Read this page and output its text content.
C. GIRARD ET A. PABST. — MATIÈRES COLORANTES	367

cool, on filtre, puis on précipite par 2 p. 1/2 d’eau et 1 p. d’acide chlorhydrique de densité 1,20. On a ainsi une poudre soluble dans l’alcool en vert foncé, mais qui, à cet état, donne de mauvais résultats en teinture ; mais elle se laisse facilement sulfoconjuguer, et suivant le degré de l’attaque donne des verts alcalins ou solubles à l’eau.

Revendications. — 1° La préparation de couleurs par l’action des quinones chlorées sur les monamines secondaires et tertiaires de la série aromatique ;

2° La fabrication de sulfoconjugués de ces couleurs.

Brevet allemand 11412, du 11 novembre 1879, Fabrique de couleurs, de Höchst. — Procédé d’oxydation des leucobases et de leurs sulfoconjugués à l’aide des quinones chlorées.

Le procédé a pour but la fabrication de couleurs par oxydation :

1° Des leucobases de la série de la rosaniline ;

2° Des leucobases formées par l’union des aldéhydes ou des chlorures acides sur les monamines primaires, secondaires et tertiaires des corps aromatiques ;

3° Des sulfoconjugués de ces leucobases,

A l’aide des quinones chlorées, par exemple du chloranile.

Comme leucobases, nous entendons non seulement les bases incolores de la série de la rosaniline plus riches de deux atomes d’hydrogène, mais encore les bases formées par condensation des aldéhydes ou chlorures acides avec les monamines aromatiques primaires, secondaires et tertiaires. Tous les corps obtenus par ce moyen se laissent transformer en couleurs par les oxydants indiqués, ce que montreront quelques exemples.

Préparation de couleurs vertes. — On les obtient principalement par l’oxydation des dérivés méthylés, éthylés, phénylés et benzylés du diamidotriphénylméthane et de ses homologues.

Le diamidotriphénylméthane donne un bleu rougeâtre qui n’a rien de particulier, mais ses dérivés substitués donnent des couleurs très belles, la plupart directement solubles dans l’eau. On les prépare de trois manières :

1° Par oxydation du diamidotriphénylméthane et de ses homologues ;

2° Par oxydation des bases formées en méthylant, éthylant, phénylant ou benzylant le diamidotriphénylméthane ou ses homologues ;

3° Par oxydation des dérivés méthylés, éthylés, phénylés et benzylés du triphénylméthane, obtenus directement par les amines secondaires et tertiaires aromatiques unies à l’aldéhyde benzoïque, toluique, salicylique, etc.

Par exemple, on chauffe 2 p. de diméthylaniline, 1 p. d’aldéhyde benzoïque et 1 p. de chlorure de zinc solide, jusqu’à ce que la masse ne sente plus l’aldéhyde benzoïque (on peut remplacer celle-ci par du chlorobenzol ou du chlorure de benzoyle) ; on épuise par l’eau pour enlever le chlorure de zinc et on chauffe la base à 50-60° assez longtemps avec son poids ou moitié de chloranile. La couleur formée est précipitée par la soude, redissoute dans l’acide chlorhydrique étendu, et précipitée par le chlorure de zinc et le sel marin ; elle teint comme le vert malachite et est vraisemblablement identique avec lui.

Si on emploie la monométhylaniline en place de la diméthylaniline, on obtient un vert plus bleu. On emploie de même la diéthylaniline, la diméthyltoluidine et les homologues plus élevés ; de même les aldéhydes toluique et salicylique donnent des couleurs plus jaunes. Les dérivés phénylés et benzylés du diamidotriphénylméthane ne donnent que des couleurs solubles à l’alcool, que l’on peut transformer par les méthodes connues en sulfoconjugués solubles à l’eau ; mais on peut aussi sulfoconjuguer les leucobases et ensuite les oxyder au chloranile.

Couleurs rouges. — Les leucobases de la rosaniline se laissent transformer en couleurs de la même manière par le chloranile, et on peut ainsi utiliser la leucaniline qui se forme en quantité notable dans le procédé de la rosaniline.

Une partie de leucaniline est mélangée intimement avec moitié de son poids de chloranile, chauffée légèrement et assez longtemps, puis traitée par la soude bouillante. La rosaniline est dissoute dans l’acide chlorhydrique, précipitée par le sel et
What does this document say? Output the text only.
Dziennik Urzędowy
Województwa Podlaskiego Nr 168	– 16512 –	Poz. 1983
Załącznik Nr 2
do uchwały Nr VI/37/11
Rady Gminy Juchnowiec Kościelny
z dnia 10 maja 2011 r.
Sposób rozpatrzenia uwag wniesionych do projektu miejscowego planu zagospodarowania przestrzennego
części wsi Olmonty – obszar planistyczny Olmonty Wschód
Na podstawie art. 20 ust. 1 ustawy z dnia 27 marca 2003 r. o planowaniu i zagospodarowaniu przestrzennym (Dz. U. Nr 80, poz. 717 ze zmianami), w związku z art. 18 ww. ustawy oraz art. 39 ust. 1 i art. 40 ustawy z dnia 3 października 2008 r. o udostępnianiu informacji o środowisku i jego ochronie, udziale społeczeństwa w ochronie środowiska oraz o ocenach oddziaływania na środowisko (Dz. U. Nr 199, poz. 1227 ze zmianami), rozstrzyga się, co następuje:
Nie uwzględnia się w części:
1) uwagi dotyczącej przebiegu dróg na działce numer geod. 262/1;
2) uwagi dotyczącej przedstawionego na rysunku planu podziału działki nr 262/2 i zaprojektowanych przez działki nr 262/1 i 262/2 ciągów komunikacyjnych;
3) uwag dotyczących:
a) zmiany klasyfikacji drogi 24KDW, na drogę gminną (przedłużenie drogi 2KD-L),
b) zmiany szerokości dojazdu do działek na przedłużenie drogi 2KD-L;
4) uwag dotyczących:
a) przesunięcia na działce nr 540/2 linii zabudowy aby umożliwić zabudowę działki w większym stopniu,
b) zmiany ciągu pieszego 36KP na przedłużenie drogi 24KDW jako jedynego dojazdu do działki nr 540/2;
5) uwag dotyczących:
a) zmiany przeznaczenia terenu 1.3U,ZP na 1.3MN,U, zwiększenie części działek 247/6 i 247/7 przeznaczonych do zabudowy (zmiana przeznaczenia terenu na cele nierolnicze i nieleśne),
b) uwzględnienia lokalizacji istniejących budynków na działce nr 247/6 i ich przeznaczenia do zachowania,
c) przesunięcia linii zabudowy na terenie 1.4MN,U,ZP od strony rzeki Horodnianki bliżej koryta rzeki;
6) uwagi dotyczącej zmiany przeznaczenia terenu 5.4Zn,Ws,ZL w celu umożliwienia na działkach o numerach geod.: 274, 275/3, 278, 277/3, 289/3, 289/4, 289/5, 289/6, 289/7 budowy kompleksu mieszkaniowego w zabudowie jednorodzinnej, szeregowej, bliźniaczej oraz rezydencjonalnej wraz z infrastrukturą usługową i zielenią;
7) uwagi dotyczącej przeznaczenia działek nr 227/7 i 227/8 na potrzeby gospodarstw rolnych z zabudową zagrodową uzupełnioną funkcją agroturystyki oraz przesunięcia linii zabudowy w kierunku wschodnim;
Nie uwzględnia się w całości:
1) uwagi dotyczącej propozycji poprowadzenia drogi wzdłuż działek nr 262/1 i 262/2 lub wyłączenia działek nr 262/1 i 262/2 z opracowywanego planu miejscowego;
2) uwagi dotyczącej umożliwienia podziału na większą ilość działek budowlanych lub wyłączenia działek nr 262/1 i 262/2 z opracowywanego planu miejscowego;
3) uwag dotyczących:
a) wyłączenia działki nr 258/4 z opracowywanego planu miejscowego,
⁂
→ **Stated exercise**
From the entries above, copy every line that holds the word "oraz".

→ **Full solution**
Na podstawie art. 20 ust. 1 ustawy z dnia 27 marca 2003 r. o planowaniu i zagospodarowaniu przestrzennym (Dz. U. Nr 80, poz. 717 ze zmianami), w związku z art. 18 ww. ustawy oraz art. 39 ust. 1 i art. 40 ustawy z dnia 3 października 2008 r. o udostępnianiu informacji o środowisku i jego ochronie, udziale społeczeństwa w ochronie środowiska oraz o ocenach oddziaływania na środowisko (Dz. U. Nr 199, poz. 1227 ze zmianami), rozstrzyga się, co następuje:
6) uwagi dotyczącej zmiany przeznaczenia terenu 5.4Zn,Ws,ZL w celu umożliwienia na działkach o numerach geod.: 274, 275/3, 278, 277/3, 289/3, 289/4, 289/5, 289/6, 289/7 budowy kompleksu mieszkaniowego w zabudowie jednorodzinnej, szeregowej, bliźniaczej oraz rezydencjonalnej wraz z infrastrukturą usługową i zielenią;
7) uwagi dotyczącej przeznaczenia działek nr 227/7 i 227/8 na potrzeby gospodarstw rolnych z zabudową zagrodową uzupełnioną funkcją agroturystyki oraz przesunięcia linii zabudowy w kierunku wschodnim;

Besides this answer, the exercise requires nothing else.